## Information provided

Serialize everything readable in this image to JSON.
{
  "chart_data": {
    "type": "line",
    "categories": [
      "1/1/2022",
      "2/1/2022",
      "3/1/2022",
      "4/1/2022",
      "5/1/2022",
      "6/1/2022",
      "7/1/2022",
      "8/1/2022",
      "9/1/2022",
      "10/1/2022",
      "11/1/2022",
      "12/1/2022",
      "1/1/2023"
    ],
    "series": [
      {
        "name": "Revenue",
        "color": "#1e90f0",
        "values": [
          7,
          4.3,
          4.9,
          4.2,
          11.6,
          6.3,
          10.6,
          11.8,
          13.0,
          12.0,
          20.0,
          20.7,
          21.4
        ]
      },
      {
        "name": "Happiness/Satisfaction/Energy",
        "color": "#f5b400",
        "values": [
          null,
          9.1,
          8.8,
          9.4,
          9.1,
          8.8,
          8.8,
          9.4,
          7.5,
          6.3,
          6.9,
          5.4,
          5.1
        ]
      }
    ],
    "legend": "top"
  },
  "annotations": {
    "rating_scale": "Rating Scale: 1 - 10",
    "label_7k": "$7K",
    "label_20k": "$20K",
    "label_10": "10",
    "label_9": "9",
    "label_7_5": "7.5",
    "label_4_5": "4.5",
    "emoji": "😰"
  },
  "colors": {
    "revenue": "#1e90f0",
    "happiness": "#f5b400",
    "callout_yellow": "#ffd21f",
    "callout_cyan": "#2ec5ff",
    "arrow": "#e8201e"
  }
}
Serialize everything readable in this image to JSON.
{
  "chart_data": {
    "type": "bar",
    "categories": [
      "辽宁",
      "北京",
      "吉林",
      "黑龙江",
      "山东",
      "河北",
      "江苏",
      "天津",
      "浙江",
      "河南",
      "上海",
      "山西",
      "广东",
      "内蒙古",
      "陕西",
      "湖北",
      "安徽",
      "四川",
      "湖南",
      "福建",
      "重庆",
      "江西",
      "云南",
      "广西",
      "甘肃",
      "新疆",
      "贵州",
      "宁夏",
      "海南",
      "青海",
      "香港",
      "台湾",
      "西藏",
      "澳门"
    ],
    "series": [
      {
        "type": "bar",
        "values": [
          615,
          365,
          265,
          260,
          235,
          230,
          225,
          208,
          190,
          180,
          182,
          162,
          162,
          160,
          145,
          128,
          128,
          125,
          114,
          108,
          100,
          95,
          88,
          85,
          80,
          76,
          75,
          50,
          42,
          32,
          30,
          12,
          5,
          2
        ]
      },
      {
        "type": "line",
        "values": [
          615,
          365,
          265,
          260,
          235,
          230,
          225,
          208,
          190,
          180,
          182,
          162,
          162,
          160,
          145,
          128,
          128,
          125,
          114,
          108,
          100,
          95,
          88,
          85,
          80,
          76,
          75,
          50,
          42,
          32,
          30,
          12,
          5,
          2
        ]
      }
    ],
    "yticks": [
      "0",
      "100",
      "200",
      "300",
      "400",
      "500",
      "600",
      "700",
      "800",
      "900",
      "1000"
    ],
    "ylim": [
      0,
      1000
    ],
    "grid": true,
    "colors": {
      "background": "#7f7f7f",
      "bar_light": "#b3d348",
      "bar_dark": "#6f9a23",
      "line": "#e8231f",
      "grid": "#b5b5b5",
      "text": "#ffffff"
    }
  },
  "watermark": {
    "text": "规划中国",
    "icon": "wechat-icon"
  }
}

## Work to do
Copy out every line in the entries above that holds "name".

## Solved problem
        "name": "Revenue",
        "name": "Happiness/Satisfaction/Energy",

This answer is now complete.